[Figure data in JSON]
* * * * *

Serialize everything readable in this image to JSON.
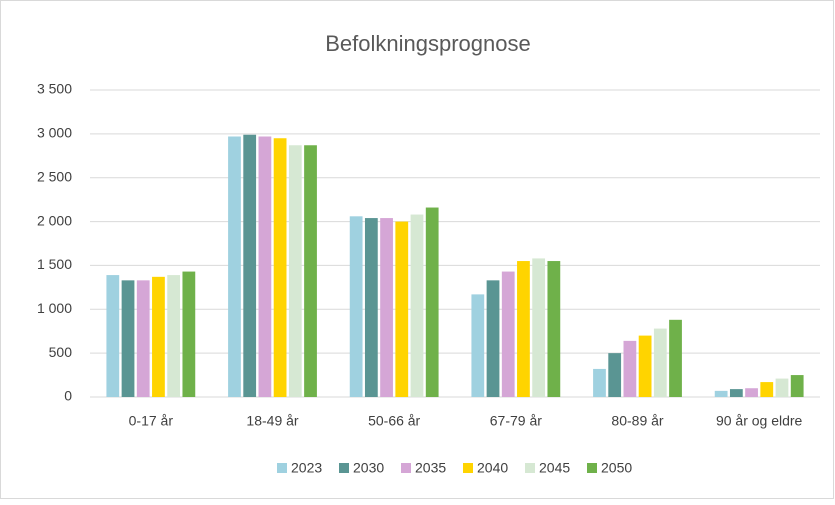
{
  "chart_data": {
    "type": "bar",
    "title": "Befolkningsprognose",
    "categories": [
      "0-17 år",
      "18-49 år",
      "50-66 år",
      "67-79 år",
      "80-89 år",
      "90 år og eldre"
    ],
    "series": [
      {
        "name": "2023",
        "color": "#9fd1e0",
        "values": [
          1390,
          2970,
          2060,
          1170,
          320,
          70
        ]
      },
      {
        "name": "2030",
        "color": "#5a9593",
        "values": [
          1330,
          2990,
          2040,
          1330,
          500,
          90
        ]
      },
      {
        "name": "2035",
        "color": "#d5a6d6",
        "values": [
          1330,
          2970,
          2040,
          1430,
          640,
          100
        ]
      },
      {
        "name": "2040",
        "color": "#ffd400",
        "values": [
          1370,
          2950,
          2000,
          1550,
          700,
          170
        ]
      },
      {
        "name": "2045",
        "color": "#d6e8d3",
        "values": [
          1390,
          2870,
          2080,
          1580,
          780,
          210
        ]
      },
      {
        "name": "2050",
        "color": "#6fb14a",
        "values": [
          1430,
          2870,
          2160,
          1550,
          880,
          250
        ]
      }
    ],
    "ylim": [
      0,
      3500
    ],
    "yticks": [
      0,
      500,
      {
        "value": 1000,
        "label": "1 000"
      },
      {
        "value": 1500,
        "label": "1 500"
      },
      {
        "value": 2000,
        "label": "2 000"
      },
      {
        "value": 2500,
        "label": "2 500"
      },
      {
        "value": 3000,
        "label": "3 000"
      },
      {
        "value": 3500,
        "label": "3 500"
      }
    ],
    "grid": true,
    "legend": "bottom"
  }
}
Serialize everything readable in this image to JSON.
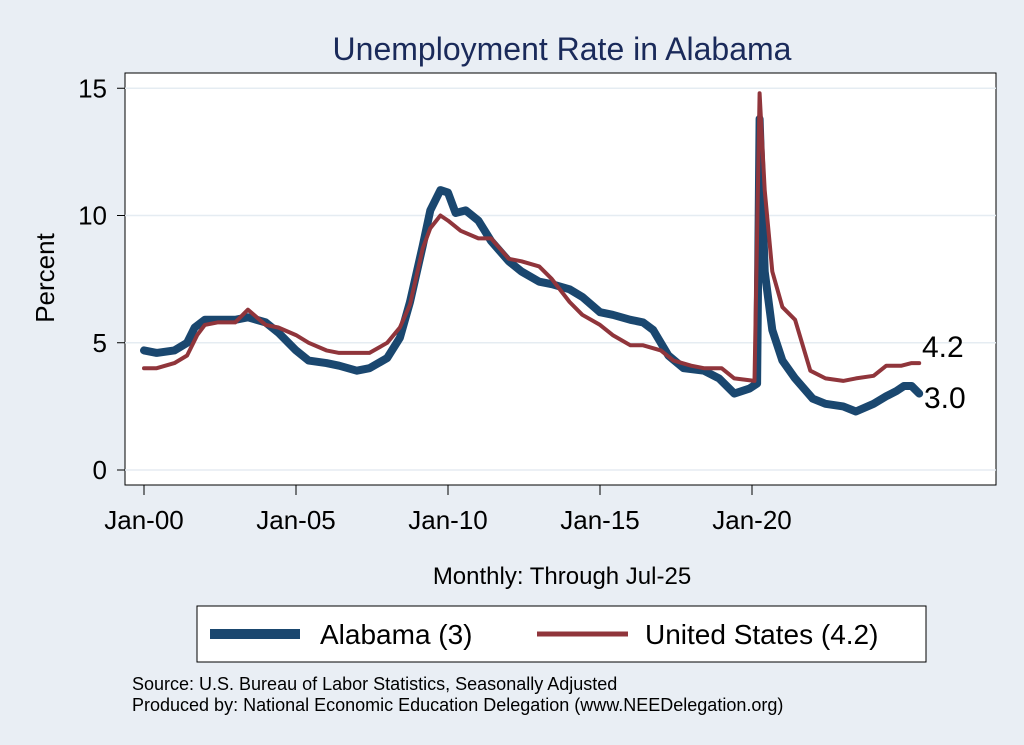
{
  "chart_data": {
    "type": "line",
    "title": "Unemployment Rate in Alabama",
    "xlabel": "Monthly: Through Jul-25",
    "ylabel": "Percent",
    "x_ticks": [
      "Jan-00",
      "Jan-05",
      "Jan-10",
      "Jan-15",
      "Jan-20"
    ],
    "y_ticks": [
      0,
      5,
      10,
      15
    ],
    "ylim": [
      0,
      15.5
    ],
    "xlim": [
      "Jan-00",
      "Jan-28"
    ],
    "grid": true,
    "legend_position": "bottom",
    "end_labels": [
      "4.2",
      "3.0"
    ],
    "series": [
      {
        "name": "Alabama (3)",
        "color": "#1a476f",
        "points": [
          [
            "2000-01",
            4.7
          ],
          [
            "2000-06",
            4.6
          ],
          [
            "2001-01",
            4.7
          ],
          [
            "2001-06",
            5.0
          ],
          [
            "2001-09",
            5.6
          ],
          [
            "2002-01",
            5.9
          ],
          [
            "2002-06",
            5.9
          ],
          [
            "2003-01",
            5.9
          ],
          [
            "2003-06",
            6.0
          ],
          [
            "2004-01",
            5.8
          ],
          [
            "2004-06",
            5.4
          ],
          [
            "2005-01",
            4.7
          ],
          [
            "2005-06",
            4.3
          ],
          [
            "2006-01",
            4.2
          ],
          [
            "2006-06",
            4.1
          ],
          [
            "2007-01",
            3.9
          ],
          [
            "2007-06",
            4.0
          ],
          [
            "2008-01",
            4.4
          ],
          [
            "2008-06",
            5.2
          ],
          [
            "2008-10",
            6.6
          ],
          [
            "2009-03",
            8.8
          ],
          [
            "2009-06",
            10.2
          ],
          [
            "2009-10",
            11.0
          ],
          [
            "2010-01",
            10.9
          ],
          [
            "2010-04",
            10.1
          ],
          [
            "2010-08",
            10.2
          ],
          [
            "2011-01",
            9.8
          ],
          [
            "2011-06",
            9.0
          ],
          [
            "2012-01",
            8.2
          ],
          [
            "2012-06",
            7.8
          ],
          [
            "2013-01",
            7.4
          ],
          [
            "2013-06",
            7.3
          ],
          [
            "2014-01",
            7.1
          ],
          [
            "2014-06",
            6.8
          ],
          [
            "2015-01",
            6.2
          ],
          [
            "2015-06",
            6.1
          ],
          [
            "2016-01",
            5.9
          ],
          [
            "2016-06",
            5.8
          ],
          [
            "2016-10",
            5.5
          ],
          [
            "2017-04",
            4.5
          ],
          [
            "2017-10",
            4.0
          ],
          [
            "2018-06",
            3.9
          ],
          [
            "2018-12",
            3.6
          ],
          [
            "2019-06",
            3.0
          ],
          [
            "2019-12",
            3.2
          ],
          [
            "2020-03",
            3.4
          ],
          [
            "2020-04",
            13.8
          ],
          [
            "2020-06",
            7.8
          ],
          [
            "2020-09",
            5.5
          ],
          [
            "2021-01",
            4.3
          ],
          [
            "2021-06",
            3.6
          ],
          [
            "2022-01",
            2.8
          ],
          [
            "2022-06",
            2.6
          ],
          [
            "2023-01",
            2.5
          ],
          [
            "2023-06",
            2.3
          ],
          [
            "2024-01",
            2.6
          ],
          [
            "2024-06",
            2.9
          ],
          [
            "2024-10",
            3.1
          ],
          [
            "2025-01",
            3.3
          ],
          [
            "2025-04",
            3.3
          ],
          [
            "2025-07",
            3.0
          ]
        ]
      },
      {
        "name": "United States (4.2)",
        "color": "#90353b",
        "points": [
          [
            "2000-01",
            4.0
          ],
          [
            "2000-06",
            4.0
          ],
          [
            "2001-01",
            4.2
          ],
          [
            "2001-06",
            4.5
          ],
          [
            "2001-10",
            5.3
          ],
          [
            "2002-01",
            5.7
          ],
          [
            "2002-06",
            5.8
          ],
          [
            "2003-01",
            5.8
          ],
          [
            "2003-06",
            6.3
          ],
          [
            "2004-01",
            5.7
          ],
          [
            "2004-06",
            5.6
          ],
          [
            "2005-01",
            5.3
          ],
          [
            "2005-06",
            5.0
          ],
          [
            "2006-01",
            4.7
          ],
          [
            "2006-06",
            4.6
          ],
          [
            "2007-01",
            4.6
          ],
          [
            "2007-06",
            4.6
          ],
          [
            "2008-01",
            5.0
          ],
          [
            "2008-06",
            5.6
          ],
          [
            "2008-10",
            6.5
          ],
          [
            "2009-03",
            8.7
          ],
          [
            "2009-06",
            9.5
          ],
          [
            "2009-10",
            10.0
          ],
          [
            "2010-01",
            9.8
          ],
          [
            "2010-06",
            9.4
          ],
          [
            "2011-01",
            9.1
          ],
          [
            "2011-06",
            9.1
          ],
          [
            "2012-01",
            8.3
          ],
          [
            "2012-06",
            8.2
          ],
          [
            "2013-01",
            8.0
          ],
          [
            "2013-06",
            7.5
          ],
          [
            "2014-01",
            6.6
          ],
          [
            "2014-06",
            6.1
          ],
          [
            "2015-01",
            5.7
          ],
          [
            "2015-06",
            5.3
          ],
          [
            "2016-01",
            4.9
          ],
          [
            "2016-06",
            4.9
          ],
          [
            "2017-01",
            4.7
          ],
          [
            "2017-06",
            4.3
          ],
          [
            "2018-01",
            4.1
          ],
          [
            "2018-06",
            4.0
          ],
          [
            "2019-01",
            4.0
          ],
          [
            "2019-06",
            3.6
          ],
          [
            "2020-02",
            3.5
          ],
          [
            "2020-04",
            14.8
          ],
          [
            "2020-06",
            11.0
          ],
          [
            "2020-09",
            7.8
          ],
          [
            "2021-01",
            6.4
          ],
          [
            "2021-06",
            5.9
          ],
          [
            "2021-12",
            3.9
          ],
          [
            "2022-06",
            3.6
          ],
          [
            "2023-01",
            3.5
          ],
          [
            "2023-06",
            3.6
          ],
          [
            "2024-01",
            3.7
          ],
          [
            "2024-06",
            4.1
          ],
          [
            "2024-12",
            4.1
          ],
          [
            "2025-04",
            4.2
          ],
          [
            "2025-07",
            4.2
          ]
        ]
      }
    ]
  },
  "source_text": "Source: U.S. Bureau of Labor Statistics, Seasonally Adjusted",
  "produced_text": "Produced by: National Economic Education Delegation (www.NEEDelegation.org)"
}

* * * * *

▶ **WRITTEN PROBLEM**:
Show all lines from the listing above in which "name" appears.

▶ **WRITTEN RESPONSE**:
        "name": "2023",
        "name": "2030",
        "name": "2035",
        "name": "2040",
        "name": "2045",
        "name": "2050",
        "name": "Alabama (3)",
        "name": "United States (4.2)",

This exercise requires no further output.